## DESCRIPTION OF THE TASK
Print the passage of the GFS2 caching text between "In order to" and "underlying communication layer.", inclusive, reproducing it word for word.

In order to get the best performance from a GFS2 file system, it is important to understand some of the basic theory of its operation. A single node file system is implemented alongside a cache, the purpose of which is to eliminate latency of disk accesses when using frequently requested data. In Linux the page cache (and historically the buffer cache) provide this caching function.
With GFS2, each node has its own page cache which may contain some portion of the on-disk data. GFS2 uses a locking mechanism called glocks (pronounced gee-locks) to maintain the integrity of the cache between nodes. The glock subsystem provides a cache management function which is implemented using the distributed lock manager (DLM) as the underlying communication layer.
The glocks provide protection for the cache on a per-inode basis, so there is one lock per inode which is used for controlling the caching layer. If that glock is granted in shared mode (DLM lock mode: PR) then the data under that glock may be cached upon one or more nodes at the same time, so that all the nodes may have local access to the data.

## EXTRACTED MATERIAL
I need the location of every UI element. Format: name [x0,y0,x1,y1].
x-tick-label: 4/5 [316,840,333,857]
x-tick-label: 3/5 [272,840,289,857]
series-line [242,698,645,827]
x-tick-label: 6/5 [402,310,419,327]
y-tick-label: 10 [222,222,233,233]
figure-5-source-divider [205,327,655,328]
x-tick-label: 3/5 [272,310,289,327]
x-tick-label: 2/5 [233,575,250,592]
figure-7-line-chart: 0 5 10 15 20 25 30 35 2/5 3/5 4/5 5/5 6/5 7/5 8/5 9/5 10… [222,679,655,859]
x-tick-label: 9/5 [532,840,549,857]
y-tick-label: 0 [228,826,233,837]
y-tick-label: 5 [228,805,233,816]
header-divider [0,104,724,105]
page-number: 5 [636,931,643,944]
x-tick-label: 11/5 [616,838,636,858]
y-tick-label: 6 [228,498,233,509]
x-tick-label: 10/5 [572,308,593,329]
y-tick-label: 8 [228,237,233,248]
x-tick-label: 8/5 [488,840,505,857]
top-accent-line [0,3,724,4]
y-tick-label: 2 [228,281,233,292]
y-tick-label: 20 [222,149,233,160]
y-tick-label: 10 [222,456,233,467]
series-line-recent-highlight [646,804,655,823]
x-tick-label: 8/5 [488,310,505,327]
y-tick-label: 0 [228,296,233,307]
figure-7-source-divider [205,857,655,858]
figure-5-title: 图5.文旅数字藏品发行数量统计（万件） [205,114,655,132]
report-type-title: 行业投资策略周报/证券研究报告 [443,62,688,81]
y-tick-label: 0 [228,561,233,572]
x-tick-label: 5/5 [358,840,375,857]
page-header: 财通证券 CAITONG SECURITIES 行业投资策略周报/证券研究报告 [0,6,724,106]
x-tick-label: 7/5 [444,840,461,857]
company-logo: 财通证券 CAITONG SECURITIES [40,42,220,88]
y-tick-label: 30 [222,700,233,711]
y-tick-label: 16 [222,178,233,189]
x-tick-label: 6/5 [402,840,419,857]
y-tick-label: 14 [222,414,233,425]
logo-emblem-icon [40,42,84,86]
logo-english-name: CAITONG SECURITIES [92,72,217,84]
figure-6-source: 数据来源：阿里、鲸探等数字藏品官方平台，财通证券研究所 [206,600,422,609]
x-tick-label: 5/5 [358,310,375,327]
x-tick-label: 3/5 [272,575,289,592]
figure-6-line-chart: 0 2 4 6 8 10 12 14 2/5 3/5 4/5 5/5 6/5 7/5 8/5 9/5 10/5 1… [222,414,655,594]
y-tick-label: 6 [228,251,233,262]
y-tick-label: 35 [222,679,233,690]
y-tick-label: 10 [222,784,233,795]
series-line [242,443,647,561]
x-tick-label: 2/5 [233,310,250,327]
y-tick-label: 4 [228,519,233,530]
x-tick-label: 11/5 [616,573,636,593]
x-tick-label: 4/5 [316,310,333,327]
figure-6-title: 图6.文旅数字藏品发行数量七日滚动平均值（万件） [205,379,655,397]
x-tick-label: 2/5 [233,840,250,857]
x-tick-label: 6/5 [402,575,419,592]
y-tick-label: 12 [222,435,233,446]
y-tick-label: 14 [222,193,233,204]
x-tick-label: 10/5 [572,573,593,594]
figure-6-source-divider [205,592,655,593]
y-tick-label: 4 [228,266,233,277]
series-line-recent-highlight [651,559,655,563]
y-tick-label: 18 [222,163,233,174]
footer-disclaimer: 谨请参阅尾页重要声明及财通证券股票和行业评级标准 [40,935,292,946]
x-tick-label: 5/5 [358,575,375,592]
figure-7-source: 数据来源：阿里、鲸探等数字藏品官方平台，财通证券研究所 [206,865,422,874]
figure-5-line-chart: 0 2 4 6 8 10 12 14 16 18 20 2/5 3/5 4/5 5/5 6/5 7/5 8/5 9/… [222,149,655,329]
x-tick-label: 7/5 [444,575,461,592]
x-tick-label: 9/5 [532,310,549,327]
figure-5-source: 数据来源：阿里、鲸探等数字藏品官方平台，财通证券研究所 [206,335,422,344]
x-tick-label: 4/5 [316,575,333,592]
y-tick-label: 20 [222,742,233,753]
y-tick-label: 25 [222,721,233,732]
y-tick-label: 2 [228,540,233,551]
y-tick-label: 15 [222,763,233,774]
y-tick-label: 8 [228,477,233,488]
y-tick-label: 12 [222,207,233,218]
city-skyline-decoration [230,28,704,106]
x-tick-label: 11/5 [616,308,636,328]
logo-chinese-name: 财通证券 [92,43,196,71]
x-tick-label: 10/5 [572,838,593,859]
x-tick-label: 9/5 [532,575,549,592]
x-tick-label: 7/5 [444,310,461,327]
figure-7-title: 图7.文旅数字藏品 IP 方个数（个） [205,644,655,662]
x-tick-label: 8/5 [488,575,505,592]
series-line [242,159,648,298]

## REPLY
In order to get the best performance from a GFS2 file system, it is important to understand some of the basic theory of its operation. A single node file system is implemented alongside a cache, the purpose of which is to eliminate latency of disk accesses when using frequently requested data. In Linux the page cache (and historically the buffer cache) provide this caching function.
With GFS2, each node has its own page cache which may contain some portion of the on-disk data. GFS2 uses a locking mechanism called glocks (pronounced gee-locks) to maintain the integrity of the cache between nodes. The glock subsystem provides a cache management function which is implemented using the distributed lock manager (DLM) as the underlying communication layer.